**** Records for the task ****
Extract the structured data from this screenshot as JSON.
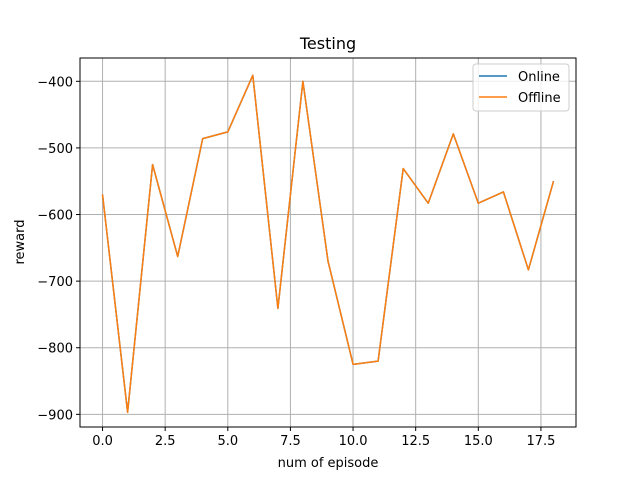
{
  "chart_data": {
    "type": "line",
    "title": "Testing",
    "xlabel": "num of episode",
    "ylabel": "reward",
    "xlim": [
      -0.9,
      18.9
    ],
    "ylim": [
      -919,
      -365
    ],
    "xticks": [
      0.0,
      2.5,
      5.0,
      7.5,
      10.0,
      12.5,
      15.0,
      17.5
    ],
    "xtick_labels": [
      "0.0",
      "2.5",
      "5.0",
      "7.5",
      "10.0",
      "12.5",
      "15.0",
      "17.5"
    ],
    "yticks": [
      -900,
      -800,
      -700,
      -600,
      -500,
      -400
    ],
    "ytick_labels": [
      "−900",
      "−800",
      "−700",
      "−600",
      "−500",
      "−400"
    ],
    "grid": true,
    "legend_position": "top-right",
    "x": [
      0,
      1,
      2,
      3,
      4,
      5,
      6,
      7,
      8,
      9,
      10,
      11,
      12,
      13,
      14,
      15,
      16,
      17,
      18
    ],
    "series": [
      {
        "name": "Online",
        "color": "#1f77b4",
        "values": [
          -570,
          -897,
          -525,
          -663,
          -486,
          -476,
          -391,
          -741,
          -400,
          -670,
          -825,
          -820,
          -531,
          -583,
          -479,
          -583,
          -566,
          -683,
          -550
        ]
      },
      {
        "name": "Offline",
        "color": "#ff7f0e",
        "values": [
          -570,
          -897,
          -525,
          -663,
          -486,
          -476,
          -391,
          -741,
          -400,
          -670,
          -825,
          -820,
          -531,
          -583,
          -479,
          -583,
          -566,
          -683,
          -550
        ]
      }
    ]
  }
}
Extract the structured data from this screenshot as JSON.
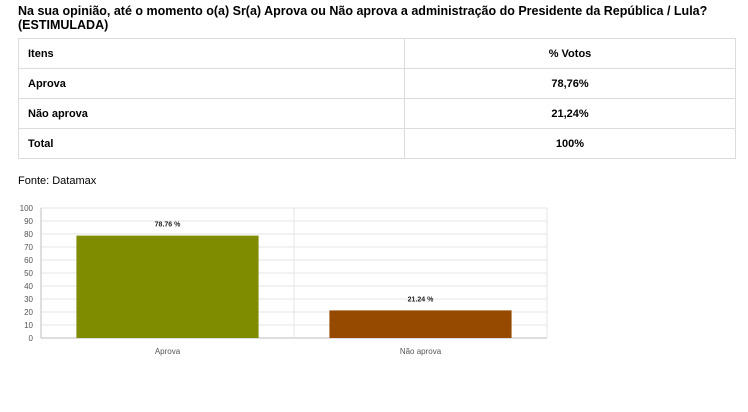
{
  "question": "Na sua opinião, até o momento o(a) Sr(a) Aprova ou Não aprova a administração do Presidente da República / Lula? (ESTIMULADA)",
  "table": {
    "headers": [
      "Itens",
      "% Votos"
    ],
    "rows": [
      {
        "item": "Aprova",
        "value": "78,76%"
      },
      {
        "item": "Não aprova",
        "value": "21,24%"
      },
      {
        "item": "Total",
        "value": "100%"
      }
    ]
  },
  "source": "Fonte: Datamax",
  "chart_data": {
    "type": "bar",
    "categories": [
      "Aprova",
      "Não aprova"
    ],
    "values": [
      78.76,
      21.24
    ],
    "data_labels": [
      "78.76 %",
      "21.24 %"
    ],
    "colors": [
      "#808c00",
      "#964a00"
    ],
    "ylim": [
      0,
      100
    ],
    "yticks": [
      0,
      10,
      20,
      30,
      40,
      50,
      60,
      70,
      80,
      90,
      100
    ],
    "grid": true
  }
}
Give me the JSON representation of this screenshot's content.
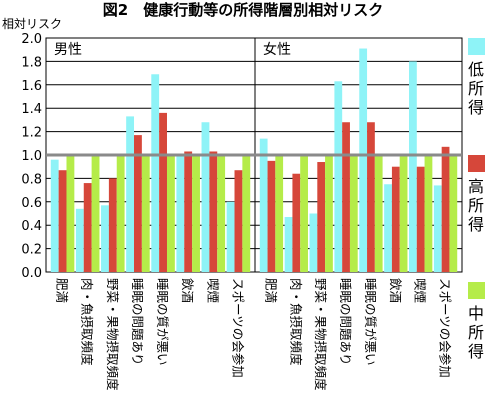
{
  "chart_data": {
    "type": "bar",
    "title": "図2　健康行動等の所得階層別相対リスク",
    "ylabel": "相対リスク",
    "ylim": [
      0,
      2.0
    ],
    "yticks": [
      "0.0",
      "0.2",
      "0.4",
      "0.6",
      "0.8",
      "1.0",
      "1.2",
      "1.4",
      "1.6",
      "1.8",
      "2.0"
    ],
    "grid": true,
    "legend_position": "right",
    "categories": [
      "肥満",
      "肉・魚摂取頻度",
      "野菜・果物摂取頻度",
      "睡眠の問題あり",
      "睡眠の質が悪い",
      "飲酒",
      "喫煙",
      "スポーツの会参加"
    ],
    "colors": {
      "低所得": "#8ef3f7",
      "高所得": "#d6473a",
      "中所得": "#b5ec49"
    },
    "panels": [
      {
        "label": "男性",
        "series": [
          {
            "name": "低所得",
            "values": [
              0.96,
              0.54,
              0.57,
              1.33,
              1.69,
              1.0,
              1.28,
              0.6
            ]
          },
          {
            "name": "高所得",
            "values": [
              0.87,
              0.76,
              0.8,
              1.17,
              1.36,
              1.03,
              1.03,
              0.87
            ]
          },
          {
            "name": "中所得",
            "values": [
              1.0,
              1.0,
              1.0,
              1.0,
              1.0,
              1.0,
              1.0,
              1.0
            ]
          }
        ]
      },
      {
        "label": "女性",
        "series": [
          {
            "name": "低所得",
            "values": [
              1.14,
              0.47,
              0.5,
              1.63,
              1.91,
              0.75,
              1.8,
              0.74
            ]
          },
          {
            "name": "高所得",
            "values": [
              0.95,
              0.84,
              0.94,
              1.28,
              1.28,
              0.9,
              0.9,
              1.07
            ]
          },
          {
            "name": "中所得",
            "values": [
              1.0,
              1.0,
              1.0,
              1.0,
              1.0,
              1.0,
              1.0,
              1.0
            ]
          }
        ]
      }
    ],
    "reference_line": 1.0
  }
}
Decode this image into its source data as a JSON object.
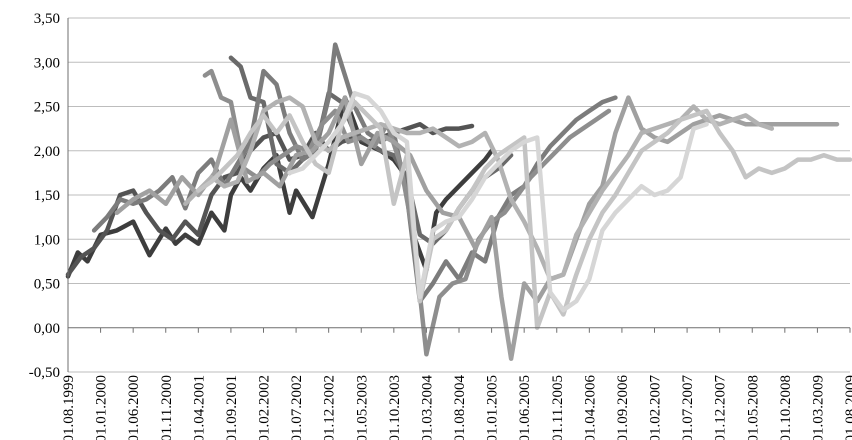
{
  "chart_data": {
    "type": "line",
    "title": "",
    "xlabel": "",
    "ylabel": "",
    "ylim": [
      -0.5,
      3.5
    ],
    "yticks": [
      "-0,50",
      "0,00",
      "0,50",
      "1,00",
      "1,50",
      "2,00",
      "2,50",
      "3,00",
      "3,50"
    ],
    "ytick_values": [
      -0.5,
      0,
      0.5,
      1,
      1.5,
      2,
      2.5,
      3,
      3.5
    ],
    "xticks": [
      "01.08.1999",
      "01.01.2000",
      "01.06.2000",
      "01.11.2000",
      "01.04.2001",
      "01.09.2001",
      "01.02.2002",
      "01.07.2002",
      "01.12.2002",
      "01.05.2003",
      "01.10.2003",
      "01.03.2004",
      "01.08.2004",
      "01.01.2005",
      "01.06.2005",
      "01.11.2005",
      "01.04.2006",
      "01.09.2006",
      "01.02.2007",
      "01.07.2007",
      "01.12.2007",
      "01.05.2008",
      "01.10.2008",
      "01.03.2009",
      "01.08.2009"
    ],
    "grid": true,
    "legend": "none",
    "series": [
      {
        "color": "#3d3d3d",
        "x": [
          0,
          0.3,
          0.6,
          1,
          1.5,
          2,
          2.5,
          3,
          3.3,
          3.6,
          4,
          4.4,
          4.8,
          5,
          5.3,
          5.6,
          6,
          6.4,
          6.8,
          7,
          7.5,
          8,
          8.5,
          9,
          9.3,
          9.6,
          10,
          10.3,
          10.6,
          11,
          11.3,
          11.6,
          12,
          12.4,
          12.8,
          13
        ],
        "values": [
          0.58,
          0.85,
          0.75,
          1.05,
          1.1,
          1.2,
          0.82,
          1.12,
          0.95,
          1.05,
          0.95,
          1.3,
          1.1,
          1.5,
          1.7,
          1.55,
          1.8,
          1.95,
          1.3,
          1.55,
          1.25,
          1.85,
          2.6,
          2.1,
          2.05,
          2.0,
          1.9,
          1.75,
          1.05,
          0.65,
          1.3,
          1.45,
          1.6,
          1.75,
          1.9,
          2.0
        ]
      },
      {
        "color": "#545454",
        "x": [
          0,
          0.4,
          0.8,
          1.2,
          1.6,
          2,
          2.4,
          2.8,
          3.2,
          3.6,
          4,
          4.4,
          4.8,
          5.2,
          5.6,
          6,
          6.4,
          6.8,
          7.2,
          7.6,
          8,
          8.4,
          8.8,
          9.2,
          9.6,
          10,
          10.4,
          10.8,
          11.2,
          11.6,
          12,
          12.4
        ],
        "values": [
          0.6,
          0.8,
          0.9,
          1.1,
          1.5,
          1.55,
          1.3,
          1.1,
          1.0,
          1.2,
          1.05,
          1.5,
          1.7,
          1.75,
          2.0,
          2.15,
          2.2,
          1.9,
          1.95,
          2.2,
          2.0,
          2.1,
          2.15,
          2.1,
          2.15,
          2.2,
          2.25,
          2.3,
          2.2,
          2.25,
          2.25,
          2.28
        ]
      },
      {
        "color": "#6a6a6a",
        "x": [
          5.0,
          5.3,
          5.6,
          6,
          6.4,
          6.8,
          7.2,
          7.6,
          8,
          8.4,
          8.8,
          9.2,
          9.6,
          10,
          10.4,
          10.8,
          11.2,
          11.6,
          12,
          12.4,
          12.8,
          13.2,
          13.6
        ],
        "values": [
          3.05,
          2.95,
          2.6,
          2.55,
          1.85,
          1.75,
          1.9,
          2.0,
          2.65,
          2.55,
          2.2,
          2.1,
          2.0,
          1.95,
          1.7,
          1.05,
          0.95,
          1.1,
          1.35,
          1.55,
          1.7,
          1.8,
          1.95
        ]
      },
      {
        "color": "#7c7c7c",
        "x": [
          0.8,
          1.2,
          1.6,
          2,
          2.4,
          2.8,
          3.2,
          3.6,
          4,
          4.4,
          4.8,
          5.2,
          5.6,
          6,
          6.4,
          6.8,
          7.2,
          7.6,
          8,
          8.2,
          8.5,
          8.8,
          9.2,
          9.6,
          10,
          10.4,
          10.8,
          11.2,
          11.6,
          12,
          12.4,
          12.8,
          13.2,
          13.6,
          14,
          14.4,
          14.8,
          15.2,
          15.6,
          16,
          16.4,
          16.8
        ],
        "values": [
          1.1,
          1.25,
          1.45,
          1.4,
          1.45,
          1.55,
          1.7,
          1.35,
          1.75,
          1.9,
          1.6,
          1.85,
          2.1,
          2.9,
          2.75,
          2.2,
          1.9,
          2.0,
          2.6,
          3.2,
          2.85,
          2.5,
          2.2,
          2.1,
          2.2,
          1.5,
          0.3,
          0.5,
          0.75,
          0.55,
          0.85,
          0.75,
          1.25,
          1.5,
          1.6,
          1.85,
          2.05,
          2.2,
          2.35,
          2.45,
          2.55,
          2.6
        ]
      },
      {
        "color": "#8e8e8e",
        "x": [
          4.2,
          4.4,
          4.7,
          5,
          5.4,
          5.8,
          6.2,
          6.6,
          7,
          7.4,
          7.8,
          8.2,
          8.6,
          9,
          9.4,
          9.8,
          10.2,
          10.6,
          11,
          11.4,
          11.8,
          12.2,
          12.6,
          13,
          13.4,
          13.8,
          14.2,
          14.6,
          15,
          15.4,
          15.8,
          16.2,
          16.6
        ],
        "values": [
          2.85,
          2.9,
          2.6,
          2.55,
          1.8,
          1.7,
          1.85,
          1.95,
          2.05,
          2.0,
          2.3,
          2.45,
          2.1,
          2.15,
          2.05,
          2.3,
          1.85,
          1.05,
          -0.3,
          0.35,
          0.5,
          0.55,
          1.0,
          1.2,
          1.3,
          1.5,
          1.7,
          1.85,
          2.0,
          2.15,
          2.25,
          2.35,
          2.45
        ]
      },
      {
        "color": "#a0a0a0",
        "x": [
          1.5,
          2,
          2.5,
          3,
          3.5,
          4,
          4.5,
          5,
          5.5,
          6,
          6.5,
          7,
          7.5,
          8,
          8.5,
          9,
          9.5,
          10,
          10.5,
          11,
          11.5,
          12,
          12.5,
          13,
          13.3,
          13.6,
          14,
          14.4,
          14.8,
          15.2,
          15.6,
          16,
          16.4,
          16.8,
          17.2,
          17.6,
          18,
          18.4,
          18.8,
          19.2,
          19.6,
          20,
          20.4,
          20.8,
          21.2,
          21.6,
          22,
          22.4,
          22.8,
          23.2,
          23.6
        ],
        "values": [
          1.3,
          1.45,
          1.55,
          1.4,
          1.7,
          1.5,
          1.75,
          2.35,
          1.65,
          1.75,
          1.6,
          1.95,
          2.0,
          2.2,
          2.6,
          1.85,
          2.2,
          2.1,
          1.95,
          1.55,
          1.3,
          1.25,
          0.9,
          1.25,
          0.35,
          -0.35,
          0.5,
          0.3,
          0.55,
          0.6,
          1.0,
          1.4,
          1.6,
          2.2,
          2.6,
          2.25,
          2.15,
          2.1,
          2.2,
          2.3,
          2.35,
          2.4,
          2.35,
          2.3,
          2.3,
          2.3,
          2.3,
          2.3,
          2.3,
          2.3,
          2.3
        ]
      },
      {
        "color": "#b2b2b2",
        "x": [
          3.6,
          4,
          4.4,
          4.8,
          5.2,
          5.6,
          6,
          6.4,
          6.8,
          7.2,
          7.6,
          8,
          8.4,
          8.8,
          9.2,
          9.6,
          10,
          10.4,
          10.8,
          11.2,
          11.6,
          12,
          12.4,
          12.8,
          13.2,
          13.6,
          14,
          14.4,
          14.8,
          15.2,
          15.6,
          16,
          16.4,
          16.8,
          17.2,
          17.6,
          18,
          18.4,
          18.8,
          19.2,
          19.6,
          20,
          20.4,
          20.8,
          21.2,
          21.6
        ],
        "values": [
          1.4,
          1.55,
          1.7,
          1.6,
          1.65,
          2.0,
          2.45,
          2.55,
          2.6,
          2.5,
          2.1,
          2.0,
          2.15,
          2.2,
          2.25,
          2.3,
          2.25,
          2.2,
          2.2,
          2.25,
          2.15,
          2.05,
          2.1,
          2.2,
          1.9,
          1.45,
          1.2,
          0.9,
          0.55,
          0.6,
          1.05,
          1.3,
          1.55,
          1.75,
          1.95,
          2.2,
          2.25,
          2.3,
          2.35,
          2.5,
          2.35,
          2.3,
          2.35,
          2.4,
          2.3,
          2.25
        ]
      },
      {
        "color": "#c4c4c4",
        "x": [
          4,
          4.4,
          4.8,
          5.2,
          5.6,
          6,
          6.4,
          6.8,
          7.2,
          7.6,
          8,
          8.4,
          8.8,
          9.2,
          9.6,
          10,
          10.4,
          10.8,
          11.2,
          11.6,
          12,
          12.4,
          12.8,
          13.2,
          13.6,
          14,
          14.4,
          14.8,
          15.2,
          15.6,
          16,
          16.4,
          16.8,
          17.2,
          17.6,
          18,
          18.4,
          18.8,
          19.2,
          19.6,
          20,
          20.4,
          20.8,
          21.2,
          21.6,
          22,
          22.4,
          22.8,
          23.2,
          23.6,
          24
        ],
        "values": [
          1.55,
          1.65,
          1.8,
          1.95,
          2.2,
          2.4,
          2.2,
          2.4,
          2.1,
          1.85,
          1.75,
          2.3,
          2.55,
          2.4,
          2.25,
          1.4,
          1.95,
          0.3,
          1.0,
          1.1,
          1.35,
          1.55,
          1.8,
          1.95,
          2.05,
          2.15,
          0.0,
          0.4,
          0.15,
          0.6,
          1.0,
          1.3,
          1.5,
          1.75,
          2.0,
          2.1,
          2.2,
          2.35,
          2.4,
          2.45,
          2.2,
          2.0,
          1.7,
          1.8,
          1.75,
          1.8,
          1.9,
          1.9,
          1.95,
          1.9,
          1.9
        ]
      },
      {
        "color": "#d6d6d6",
        "x": [
          6.8,
          7.2,
          7.6,
          8,
          8.4,
          8.8,
          9.2,
          9.6,
          10,
          10.4,
          10.8,
          11.2,
          11.6,
          12,
          12.4,
          12.8,
          13.2,
          13.6,
          14,
          14.4,
          14.8,
          15.2,
          15.6,
          16,
          16.4,
          16.8,
          17.2,
          17.6,
          18,
          18.4,
          18.8,
          19.2,
          19.6
        ],
        "values": [
          1.75,
          1.8,
          1.95,
          2.1,
          2.3,
          2.65,
          2.6,
          2.45,
          2.2,
          2.1,
          0.35,
          1.1,
          1.2,
          1.25,
          1.45,
          1.7,
          1.85,
          2.0,
          2.1,
          2.15,
          0.4,
          0.2,
          0.3,
          0.55,
          1.1,
          1.3,
          1.45,
          1.6,
          1.5,
          1.55,
          1.7,
          2.25,
          2.3
        ]
      }
    ]
  }
}
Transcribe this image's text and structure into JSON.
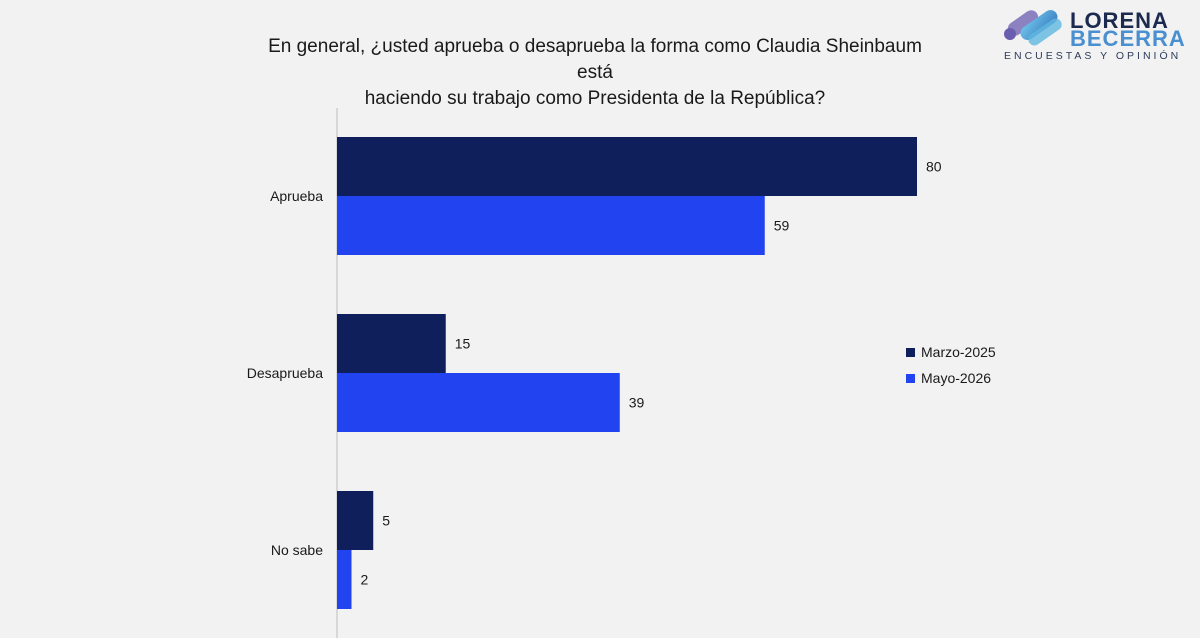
{
  "title_line1": "En general, ¿usted aprueba o desaprueba la forma como Claudia Sheinbaum está",
  "title_line2": "haciendo su trabajo como Presidenta de la República?",
  "logo": {
    "line1": "LORENA",
    "line2": "BECERRA",
    "tagline": "ENCUESTAS Y OPINIÓN"
  },
  "colors": {
    "series_dark": "#0f1f5c",
    "series_bright": "#2143f0",
    "axis": "#bfbfbf"
  },
  "chart_data": {
    "type": "bar",
    "orientation": "horizontal",
    "title": "En general, ¿usted aprueba o desaprueba la forma como Claudia Sheinbaum está haciendo su trabajo como Presidenta de la República?",
    "categories": [
      "Aprueba",
      "Desaprueba",
      "No sabe"
    ],
    "series": [
      {
        "name": "Marzo-2025",
        "values": [
          80,
          15,
          5
        ],
        "color": "#0f1f5c"
      },
      {
        "name": "Mayo-2026",
        "values": [
          59,
          39,
          2
        ],
        "color": "#2143f0"
      }
    ],
    "xlim": [
      0,
      100
    ],
    "xlabel": "",
    "ylabel": "",
    "grid": false,
    "data_labels": true,
    "legend_position": "right"
  }
}
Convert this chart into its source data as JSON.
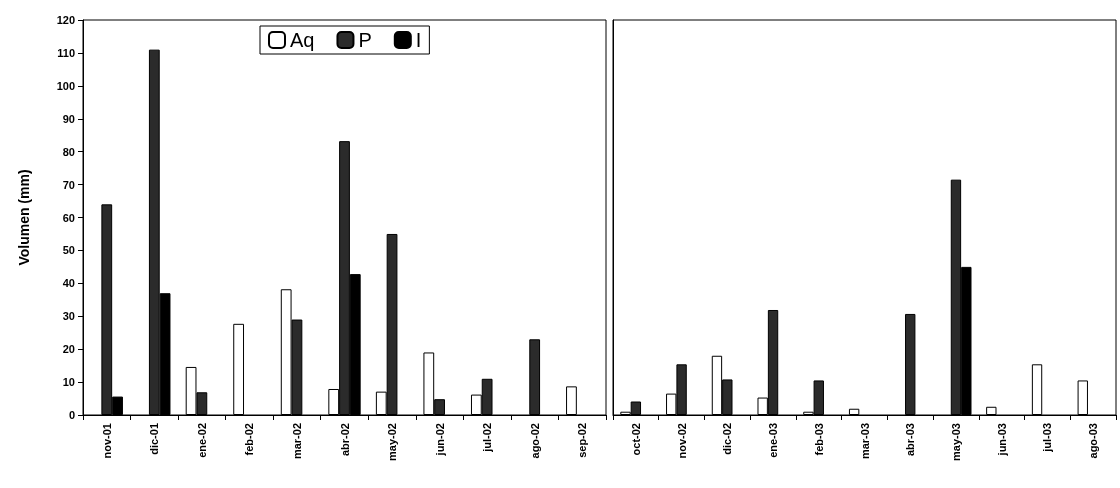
{
  "chart_data": [
    {
      "type": "bar",
      "ylabel": "Volumen (mm)",
      "categories": [
        "nov-01",
        "dic-01",
        "ene-02",
        "feb-02",
        "mar-02",
        "abr-02",
        "may-02",
        "jun-02",
        "jul-02",
        "ago-02",
        "sep-02"
      ],
      "series": [
        {
          "name": "Aq",
          "color": "#ffffff",
          "values": [
            null,
            null,
            14.6,
            27.7,
            38.2,
            7.9,
            7.1,
            19,
            6.2,
            null,
            8.7
          ]
        },
        {
          "name": "P",
          "color": "#2b2b2b",
          "values": [
            64,
            111,
            6.9,
            null,
            29,
            83.2,
            55,
            4.8,
            11,
            23,
            null
          ]
        },
        {
          "name": "I",
          "color": "#000000",
          "values": [
            5.6,
            37,
            null,
            null,
            null,
            42.8,
            null,
            null,
            null,
            null,
            null
          ]
        }
      ],
      "ylim": [
        0,
        120
      ],
      "yticks": [
        0,
        10,
        20,
        30,
        40,
        50,
        60,
        70,
        80,
        90,
        100,
        110,
        120
      ],
      "legend": "top"
    },
    {
      "type": "bar",
      "categories": [
        "oct-02",
        "nov-02",
        "dic-02",
        "ene-03",
        "feb-03",
        "mar-03",
        "abr-03",
        "may-03",
        "jun-03",
        "jul-03",
        "ago-03"
      ],
      "series": [
        {
          "color": "#ffffff",
          "values": [
            1,
            6.5,
            18,
            5.3,
            1,
            1.9,
            null,
            null,
            2.5,
            15.4,
            10.5
          ]
        },
        {
          "color": "#2b2b2b",
          "values": [
            4.1,
            15.4,
            10.8,
            31.9,
            10.5,
            null,
            30.7,
            71.5,
            null,
            null,
            null
          ]
        },
        {
          "color": "#000000",
          "values": [
            null,
            null,
            null,
            null,
            null,
            null,
            null,
            45,
            null,
            null,
            null
          ]
        }
      ],
      "ylim": [
        0,
        120
      ],
      "yticks": [
        0,
        10,
        20,
        30,
        40,
        50,
        60,
        70,
        80,
        90,
        100,
        110,
        120
      ],
      "tick_labels": "x"
    }
  ]
}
****
_Problem description_
Give the number of lines in the listing above that contain "forma", and nothing else.

_Correct response_
2